* _Problem description_
Go through the records below line by line. Count the lines with "мысли" and give the count alone.

Start of Material for the task

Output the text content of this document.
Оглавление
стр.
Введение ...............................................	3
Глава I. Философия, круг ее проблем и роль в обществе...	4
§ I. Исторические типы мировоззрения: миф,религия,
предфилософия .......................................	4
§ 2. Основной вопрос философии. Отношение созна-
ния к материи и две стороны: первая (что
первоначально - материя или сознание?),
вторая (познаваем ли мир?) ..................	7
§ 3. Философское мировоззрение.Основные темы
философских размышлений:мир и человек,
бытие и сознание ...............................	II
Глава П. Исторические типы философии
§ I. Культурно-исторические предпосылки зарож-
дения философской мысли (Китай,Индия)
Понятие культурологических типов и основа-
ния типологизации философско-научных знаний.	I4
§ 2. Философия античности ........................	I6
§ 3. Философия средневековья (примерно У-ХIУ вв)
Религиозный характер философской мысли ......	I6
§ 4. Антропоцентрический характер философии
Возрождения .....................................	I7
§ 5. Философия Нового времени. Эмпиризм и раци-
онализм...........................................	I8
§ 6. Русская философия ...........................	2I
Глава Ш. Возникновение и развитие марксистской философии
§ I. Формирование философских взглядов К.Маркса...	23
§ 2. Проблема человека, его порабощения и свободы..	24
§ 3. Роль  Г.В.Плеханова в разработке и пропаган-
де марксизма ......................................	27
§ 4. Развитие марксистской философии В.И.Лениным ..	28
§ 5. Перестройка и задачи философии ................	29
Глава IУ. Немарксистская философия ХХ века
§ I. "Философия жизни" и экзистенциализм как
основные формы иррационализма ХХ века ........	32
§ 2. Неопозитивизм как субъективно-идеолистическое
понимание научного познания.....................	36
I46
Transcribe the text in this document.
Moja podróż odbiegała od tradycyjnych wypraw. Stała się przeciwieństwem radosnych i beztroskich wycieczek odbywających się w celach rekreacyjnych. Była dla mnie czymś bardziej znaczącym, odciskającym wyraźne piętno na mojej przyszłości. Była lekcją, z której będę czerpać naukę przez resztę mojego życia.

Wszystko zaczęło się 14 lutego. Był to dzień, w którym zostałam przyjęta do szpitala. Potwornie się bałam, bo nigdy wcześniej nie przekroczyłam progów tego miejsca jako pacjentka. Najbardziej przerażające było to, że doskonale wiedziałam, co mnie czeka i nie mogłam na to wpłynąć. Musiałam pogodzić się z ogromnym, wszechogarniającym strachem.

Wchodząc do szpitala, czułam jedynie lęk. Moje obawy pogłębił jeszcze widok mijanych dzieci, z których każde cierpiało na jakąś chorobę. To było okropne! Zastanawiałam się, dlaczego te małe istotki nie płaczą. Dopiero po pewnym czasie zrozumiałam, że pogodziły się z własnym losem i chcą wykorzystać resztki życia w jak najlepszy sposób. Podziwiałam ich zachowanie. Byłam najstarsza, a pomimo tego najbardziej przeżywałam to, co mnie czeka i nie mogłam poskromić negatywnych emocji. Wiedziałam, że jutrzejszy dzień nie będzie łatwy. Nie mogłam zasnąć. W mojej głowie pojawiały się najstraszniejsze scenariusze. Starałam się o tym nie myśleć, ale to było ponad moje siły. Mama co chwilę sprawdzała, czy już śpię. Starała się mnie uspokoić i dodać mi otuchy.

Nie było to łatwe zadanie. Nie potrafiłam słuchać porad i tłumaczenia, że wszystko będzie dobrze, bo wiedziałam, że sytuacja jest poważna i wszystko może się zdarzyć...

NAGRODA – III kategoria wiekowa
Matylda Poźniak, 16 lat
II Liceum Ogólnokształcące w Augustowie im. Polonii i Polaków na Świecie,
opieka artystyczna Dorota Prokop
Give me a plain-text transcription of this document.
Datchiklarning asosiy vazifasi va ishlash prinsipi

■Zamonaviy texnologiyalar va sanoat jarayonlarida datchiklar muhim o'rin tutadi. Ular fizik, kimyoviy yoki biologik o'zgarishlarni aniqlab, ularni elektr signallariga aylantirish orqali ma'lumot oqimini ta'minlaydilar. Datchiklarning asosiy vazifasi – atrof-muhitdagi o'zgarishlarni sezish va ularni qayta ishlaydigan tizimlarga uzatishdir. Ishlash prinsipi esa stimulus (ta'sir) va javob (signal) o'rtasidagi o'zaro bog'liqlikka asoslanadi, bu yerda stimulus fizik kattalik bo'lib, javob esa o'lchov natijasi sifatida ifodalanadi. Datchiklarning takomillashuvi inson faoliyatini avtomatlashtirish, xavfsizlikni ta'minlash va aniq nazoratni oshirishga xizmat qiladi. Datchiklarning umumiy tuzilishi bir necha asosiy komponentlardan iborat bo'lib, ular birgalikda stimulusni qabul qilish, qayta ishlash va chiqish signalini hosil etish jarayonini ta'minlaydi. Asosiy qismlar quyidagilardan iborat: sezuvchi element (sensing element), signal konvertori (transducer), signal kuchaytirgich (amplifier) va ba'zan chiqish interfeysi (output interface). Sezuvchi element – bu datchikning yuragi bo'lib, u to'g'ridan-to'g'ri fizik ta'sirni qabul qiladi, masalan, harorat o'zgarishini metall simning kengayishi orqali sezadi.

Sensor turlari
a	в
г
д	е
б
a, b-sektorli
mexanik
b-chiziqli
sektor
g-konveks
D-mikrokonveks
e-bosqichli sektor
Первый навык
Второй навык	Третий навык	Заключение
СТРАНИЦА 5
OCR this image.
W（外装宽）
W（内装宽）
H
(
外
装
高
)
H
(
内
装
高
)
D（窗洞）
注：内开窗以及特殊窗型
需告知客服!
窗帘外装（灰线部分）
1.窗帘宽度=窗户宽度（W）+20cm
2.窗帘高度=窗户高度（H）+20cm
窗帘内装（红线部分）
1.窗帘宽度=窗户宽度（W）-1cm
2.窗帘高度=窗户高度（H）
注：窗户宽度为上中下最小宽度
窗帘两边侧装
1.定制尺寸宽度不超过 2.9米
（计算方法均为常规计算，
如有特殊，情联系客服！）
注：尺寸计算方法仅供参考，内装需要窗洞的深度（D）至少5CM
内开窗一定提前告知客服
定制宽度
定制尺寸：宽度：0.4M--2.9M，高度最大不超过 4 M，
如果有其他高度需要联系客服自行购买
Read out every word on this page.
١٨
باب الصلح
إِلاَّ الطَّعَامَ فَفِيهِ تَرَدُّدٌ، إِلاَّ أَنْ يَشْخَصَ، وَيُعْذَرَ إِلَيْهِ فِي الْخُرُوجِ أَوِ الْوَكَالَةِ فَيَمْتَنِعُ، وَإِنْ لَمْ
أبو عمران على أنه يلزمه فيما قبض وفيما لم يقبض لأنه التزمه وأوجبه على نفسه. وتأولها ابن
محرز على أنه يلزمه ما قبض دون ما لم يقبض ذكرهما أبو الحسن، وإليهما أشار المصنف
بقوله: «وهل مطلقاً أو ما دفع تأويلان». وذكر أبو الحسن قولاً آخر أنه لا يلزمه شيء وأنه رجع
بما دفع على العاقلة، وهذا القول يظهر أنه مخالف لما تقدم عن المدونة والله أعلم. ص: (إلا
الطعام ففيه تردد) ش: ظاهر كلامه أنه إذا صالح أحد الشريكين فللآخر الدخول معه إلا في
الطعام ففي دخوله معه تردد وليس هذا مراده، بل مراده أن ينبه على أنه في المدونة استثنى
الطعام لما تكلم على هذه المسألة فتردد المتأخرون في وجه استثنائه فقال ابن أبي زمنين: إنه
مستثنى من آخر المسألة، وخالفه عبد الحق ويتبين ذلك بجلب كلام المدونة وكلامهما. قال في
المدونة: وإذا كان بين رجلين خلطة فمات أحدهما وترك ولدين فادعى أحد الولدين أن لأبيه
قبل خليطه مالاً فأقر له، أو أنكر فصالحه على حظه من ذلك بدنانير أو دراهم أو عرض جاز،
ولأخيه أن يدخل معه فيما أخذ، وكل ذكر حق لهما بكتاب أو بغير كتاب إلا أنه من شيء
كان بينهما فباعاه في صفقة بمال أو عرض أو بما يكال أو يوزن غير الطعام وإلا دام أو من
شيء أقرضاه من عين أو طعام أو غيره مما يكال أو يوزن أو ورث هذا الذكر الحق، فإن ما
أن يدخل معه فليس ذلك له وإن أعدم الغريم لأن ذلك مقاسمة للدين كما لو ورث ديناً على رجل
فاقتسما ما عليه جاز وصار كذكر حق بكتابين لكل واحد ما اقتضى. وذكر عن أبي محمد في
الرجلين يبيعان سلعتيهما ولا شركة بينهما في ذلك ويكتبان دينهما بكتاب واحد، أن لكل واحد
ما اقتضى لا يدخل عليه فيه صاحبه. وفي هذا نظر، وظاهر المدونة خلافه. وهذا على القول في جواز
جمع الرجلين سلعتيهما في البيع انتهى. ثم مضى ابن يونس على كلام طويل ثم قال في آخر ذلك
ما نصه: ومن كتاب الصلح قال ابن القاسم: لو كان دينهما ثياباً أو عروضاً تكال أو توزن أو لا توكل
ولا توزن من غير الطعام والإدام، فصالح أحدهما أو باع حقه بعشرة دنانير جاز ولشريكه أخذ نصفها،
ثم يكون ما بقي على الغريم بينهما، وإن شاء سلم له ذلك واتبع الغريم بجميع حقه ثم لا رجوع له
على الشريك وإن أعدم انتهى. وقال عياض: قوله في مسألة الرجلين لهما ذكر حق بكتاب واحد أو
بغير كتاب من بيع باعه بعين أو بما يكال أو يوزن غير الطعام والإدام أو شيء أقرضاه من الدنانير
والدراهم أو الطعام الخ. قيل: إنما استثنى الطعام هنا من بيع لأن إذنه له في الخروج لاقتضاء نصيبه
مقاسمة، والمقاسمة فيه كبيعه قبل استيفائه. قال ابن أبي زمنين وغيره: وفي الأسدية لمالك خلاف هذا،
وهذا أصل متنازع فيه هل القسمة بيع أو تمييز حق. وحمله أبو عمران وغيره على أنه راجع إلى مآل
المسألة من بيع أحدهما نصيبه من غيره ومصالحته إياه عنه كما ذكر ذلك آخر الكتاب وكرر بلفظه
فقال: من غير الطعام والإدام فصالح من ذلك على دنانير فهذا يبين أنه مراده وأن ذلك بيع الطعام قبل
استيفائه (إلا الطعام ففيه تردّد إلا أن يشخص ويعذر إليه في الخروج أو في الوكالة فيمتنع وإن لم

End of Material for the task

* _Task solution_
2